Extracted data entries
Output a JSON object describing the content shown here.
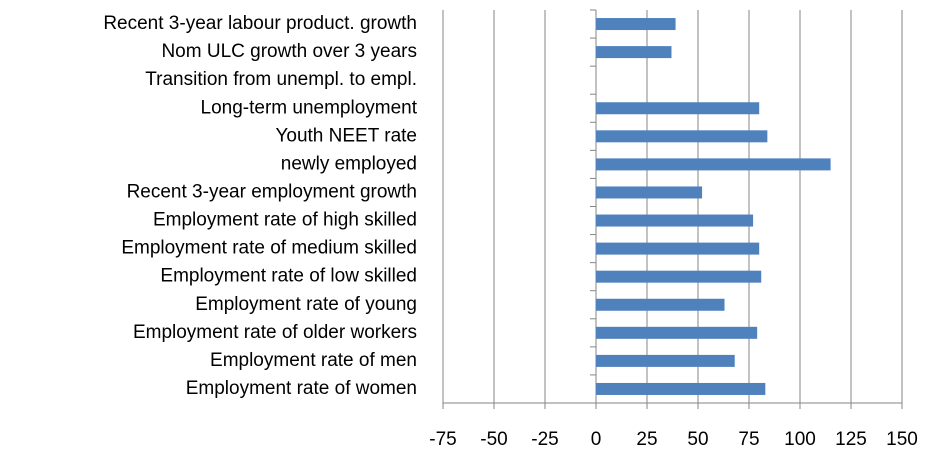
{
  "chart_data": {
    "type": "barh",
    "categories": [
      "Recent 3-year labour product. growth",
      "Nom ULC growth over 3 years",
      "Transition from unempl. to empl.",
      "Long-term unemployment ",
      "Youth NEET rate",
      "newly employed",
      "Recent 3-year employment growth",
      "Employment rate of high skilled",
      "Employment rate of medium skilled",
      "Employment rate of low skilled",
      "Employment rate of young",
      "Employment rate of older workers",
      "Employment rate of men",
      "Employment rate of women"
    ],
    "values": [
      39,
      37,
      null,
      80,
      84,
      115,
      52,
      77,
      80,
      81,
      63,
      79,
      68,
      83
    ],
    "color": "#4f81bd",
    "xlim": [
      -75,
      150
    ],
    "xticks": [
      -75,
      -50,
      -25,
      0,
      25,
      50,
      75,
      100,
      125,
      150
    ],
    "grid": true
  }
}
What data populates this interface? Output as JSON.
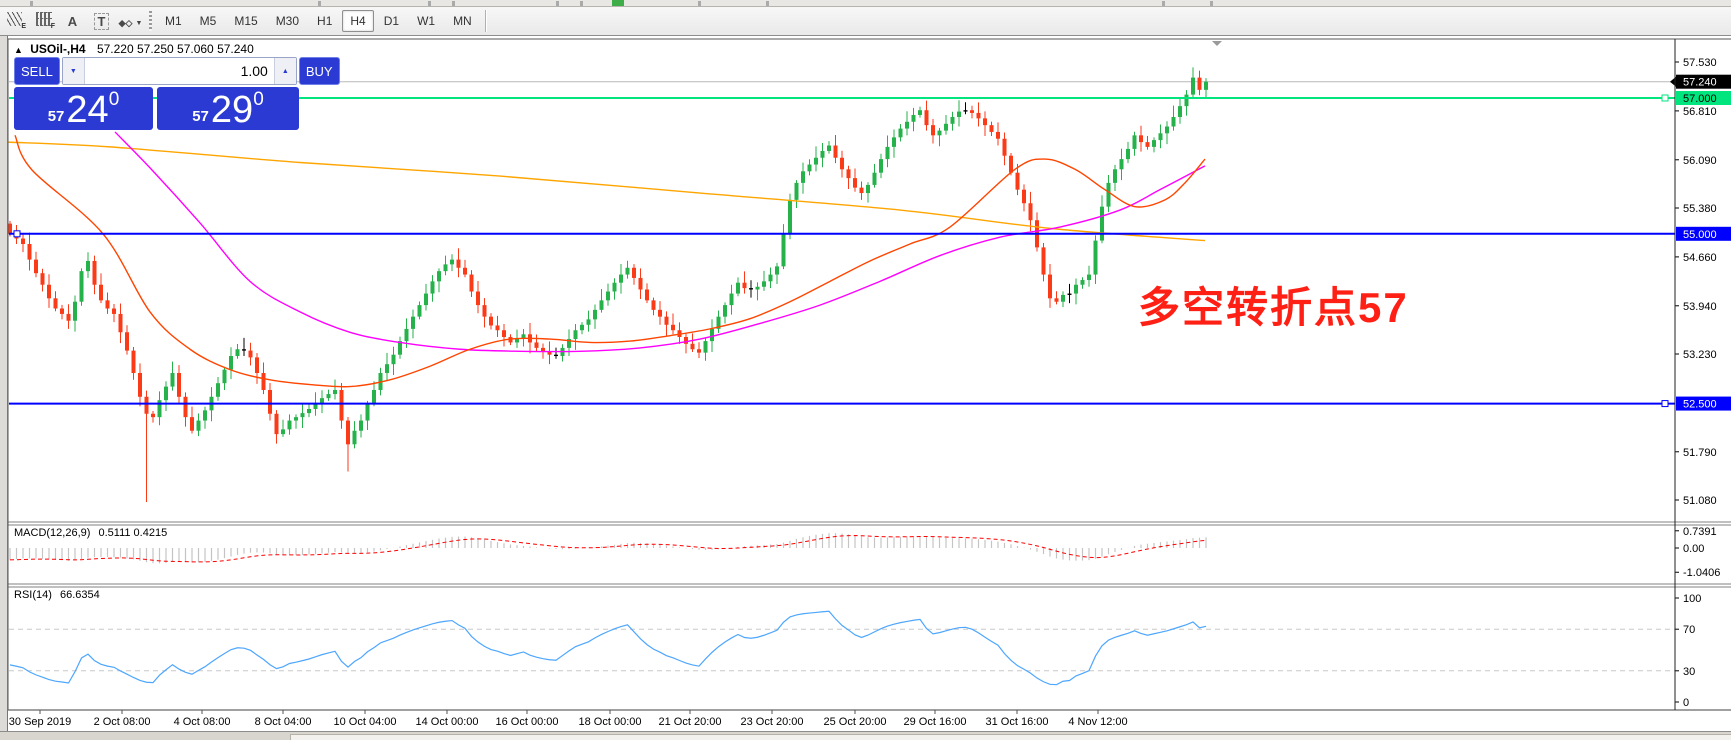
{
  "toolbar": {
    "icons": [
      {
        "name": "equidistant-channel-icon",
        "sub": "E"
      },
      {
        "name": "fibonacci-lines-icon",
        "sub": "F"
      },
      {
        "name": "text-label-icon",
        "glyph": "A"
      },
      {
        "name": "text-box-icon",
        "glyph": "T",
        "boxed": true
      },
      {
        "name": "arrow-symbols-icon",
        "glyph": "◆◇",
        "caret": "▼"
      }
    ],
    "timeframes": [
      "M1",
      "M5",
      "M15",
      "M30",
      "H1",
      "H4",
      "D1",
      "W1",
      "MN"
    ],
    "active_timeframe": "H4"
  },
  "chart": {
    "title_marker": "▲",
    "title_symbol": "USOil-,H4",
    "title_ohlc": "57.220 57.250 57.060 57.240"
  },
  "trade": {
    "sell_label": "SELL",
    "buy_label": "BUY",
    "volume": "1.00",
    "vol_down_glyph": "▼",
    "vol_up_glyph": "▲",
    "sell_price": {
      "prefix": "57",
      "main": "24",
      "sup": "0"
    },
    "buy_price": {
      "prefix": "57",
      "main": "29",
      "sup": "0"
    }
  },
  "annotation": {
    "text": "多空转折点57",
    "color": "#ff2015"
  },
  "indicators": {
    "macd": {
      "label": "MACD(12,26,9)",
      "values": "0.5111 0.4215",
      "axis_labels": [
        "0.7391",
        "0.00",
        "-1.0406"
      ],
      "histogram_color": "#c4c4c4",
      "signal_color": "#ff0000"
    },
    "rsi": {
      "label": "RSI(14)",
      "values": "66.6354",
      "axis_labels": [
        "100",
        "70",
        "30",
        "0"
      ],
      "levels": [
        70,
        30
      ],
      "line_color": "#4da6ff"
    }
  },
  "chart_data": {
    "type": "candlestick",
    "symbol": "USOil-",
    "timeframe": "H4",
    "ohlc_current": {
      "open": 57.22,
      "high": 57.25,
      "low": 57.06,
      "close": 57.24
    },
    "bull_color": "#26b24b",
    "bear_color": "#fb3a18",
    "doji_color": "#000000",
    "first_open": 55.15,
    "closes": [
      55.0,
      54.93,
      54.85,
      54.62,
      54.42,
      54.25,
      54.05,
      53.9,
      53.82,
      53.72,
      54.0,
      54.45,
      54.6,
      54.25,
      54.02,
      53.9,
      53.82,
      53.55,
      53.28,
      52.95,
      52.6,
      52.35,
      52.3,
      52.55,
      52.75,
      52.95,
      52.6,
      52.3,
      52.1,
      52.25,
      52.4,
      52.6,
      52.8,
      53.0,
      53.2,
      53.3,
      53.28,
      53.18,
      52.95,
      52.7,
      52.35,
      52.05,
      52.12,
      52.25,
      52.3,
      52.36,
      52.42,
      52.5,
      52.58,
      52.64,
      52.7,
      52.25,
      51.9,
      52.1,
      52.25,
      52.5,
      52.7,
      52.95,
      53.08,
      53.22,
      53.42,
      53.6,
      53.78,
      53.95,
      54.12,
      54.3,
      54.45,
      54.55,
      54.62,
      54.5,
      54.4,
      54.15,
      53.95,
      53.78,
      53.65,
      53.58,
      53.48,
      53.4,
      53.46,
      53.52,
      53.4,
      53.32,
      53.26,
      53.22,
      53.2,
      53.32,
      53.45,
      53.58,
      53.66,
      53.74,
      53.88,
      54.02,
      54.15,
      54.28,
      54.4,
      54.5,
      54.35,
      54.18,
      54.02,
      53.88,
      53.78,
      53.66,
      53.58,
      53.48,
      53.38,
      53.3,
      53.25,
      53.42,
      53.6,
      53.78,
      53.95,
      54.12,
      54.28,
      54.2,
      54.18,
      54.22,
      54.3,
      54.4,
      54.52,
      55.0,
      55.5,
      55.75,
      55.92,
      56.02,
      56.12,
      56.22,
      56.3,
      56.12,
      55.95,
      55.82,
      55.68,
      55.6,
      55.72,
      55.9,
      56.1,
      56.28,
      56.42,
      56.55,
      56.65,
      56.75,
      56.82,
      56.6,
      56.45,
      56.52,
      56.62,
      56.72,
      56.8,
      56.82,
      56.78,
      56.7,
      56.6,
      56.5,
      56.4,
      56.15,
      55.9,
      55.65,
      55.45,
      55.2,
      54.8,
      54.4,
      54.05,
      54.0,
      54.1,
      54.12,
      54.25,
      54.32,
      54.4,
      54.9,
      55.4,
      55.75,
      55.95,
      56.1,
      56.25,
      56.45,
      56.35,
      56.28,
      56.38,
      56.48,
      56.58,
      56.72,
      56.88,
      57.05,
      57.3,
      57.12,
      57.24
    ],
    "wick_overrides": {
      "21": {
        "low": 51.05
      },
      "52": {
        "low": 51.5
      },
      "182": {
        "high": 57.45
      }
    },
    "horizontal_lines": [
      {
        "price": 57.0,
        "label": "57.000",
        "color": "#00e57e",
        "label_text": "#000000",
        "anchor": "right"
      },
      {
        "price": 55.0,
        "label": "55.000",
        "color": "#0000ff",
        "label_text": "#ffffff",
        "anchor": "left"
      },
      {
        "price": 52.5,
        "label": "52.500",
        "color": "#0000ff",
        "label_text": "#ffffff",
        "anchor": "right"
      }
    ],
    "current_price": {
      "value": 57.24,
      "label": "57.240",
      "bg": "#000000",
      "text": "#ffffff",
      "line_color": "#b8b8b8"
    },
    "y_ticks": [
      "57.530",
      "56.810",
      "56.090",
      "55.380",
      "54.660",
      "53.940",
      "53.230",
      "51.790",
      "51.080"
    ],
    "x_ticks": [
      "30 Sep 2019",
      "2 Oct 08:00",
      "4 Oct 08:00",
      "8 Oct 04:00",
      "10 Oct 04:00",
      "14 Oct 00:00",
      "16 Oct 00:00",
      "18 Oct 00:00",
      "21 Oct 20:00",
      "23 Oct 20:00",
      "25 Oct 20:00",
      "29 Oct 16:00",
      "31 Oct 16:00",
      "4 Nov 12:00"
    ],
    "moving_averages": [
      {
        "name": "ma-slow",
        "color": "#ffa500",
        "points": [
          [
            8,
            56.35
          ],
          [
            110,
            56.28
          ],
          [
            300,
            56.05
          ],
          [
            500,
            55.85
          ],
          [
            700,
            55.6
          ],
          [
            900,
            55.35
          ],
          [
            1050,
            55.08
          ],
          [
            1205,
            54.9
          ]
        ]
      },
      {
        "name": "ma-medium",
        "color": "#ff00ff",
        "points": [
          [
            115,
            56.5
          ],
          [
            152,
            55.94
          ],
          [
            200,
            55.16
          ],
          [
            250,
            54.3
          ],
          [
            300,
            53.85
          ],
          [
            350,
            53.55
          ],
          [
            400,
            53.4
          ],
          [
            460,
            53.3
          ],
          [
            520,
            53.27
          ],
          [
            580,
            53.27
          ],
          [
            640,
            53.32
          ],
          [
            700,
            53.45
          ],
          [
            760,
            53.68
          ],
          [
            820,
            53.95
          ],
          [
            880,
            54.3
          ],
          [
            940,
            54.68
          ],
          [
            1000,
            54.95
          ],
          [
            1060,
            55.1
          ],
          [
            1120,
            55.35
          ],
          [
            1160,
            55.65
          ],
          [
            1205,
            56.0
          ]
        ]
      },
      {
        "name": "ma-fast",
        "color": "#ff4500",
        "points": [
          [
            15,
            56.45
          ],
          [
            32,
            55.94
          ],
          [
            103,
            55.0
          ],
          [
            150,
            53.85
          ],
          [
            190,
            53.3
          ],
          [
            230,
            53.0
          ],
          [
            270,
            52.85
          ],
          [
            310,
            52.78
          ],
          [
            350,
            52.75
          ],
          [
            390,
            52.85
          ],
          [
            430,
            53.05
          ],
          [
            470,
            53.3
          ],
          [
            510,
            53.45
          ],
          [
            550,
            53.45
          ],
          [
            590,
            53.4
          ],
          [
            630,
            53.42
          ],
          [
            670,
            53.5
          ],
          [
            710,
            53.6
          ],
          [
            750,
            53.75
          ],
          [
            790,
            54.0
          ],
          [
            830,
            54.3
          ],
          [
            870,
            54.6
          ],
          [
            910,
            54.85
          ],
          [
            950,
            55.1
          ],
          [
            1015,
            55.95
          ],
          [
            1045,
            56.1
          ],
          [
            1075,
            55.95
          ],
          [
            1105,
            55.65
          ],
          [
            1135,
            55.4
          ],
          [
            1165,
            55.5
          ],
          [
            1185,
            55.75
          ],
          [
            1205,
            56.1
          ]
        ]
      }
    ]
  }
}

(Your goal)
Return each line that includes "Recent".

(Task answer)
      "Recent 3-year labour product. growth",
      "Recent 3-year employment growth",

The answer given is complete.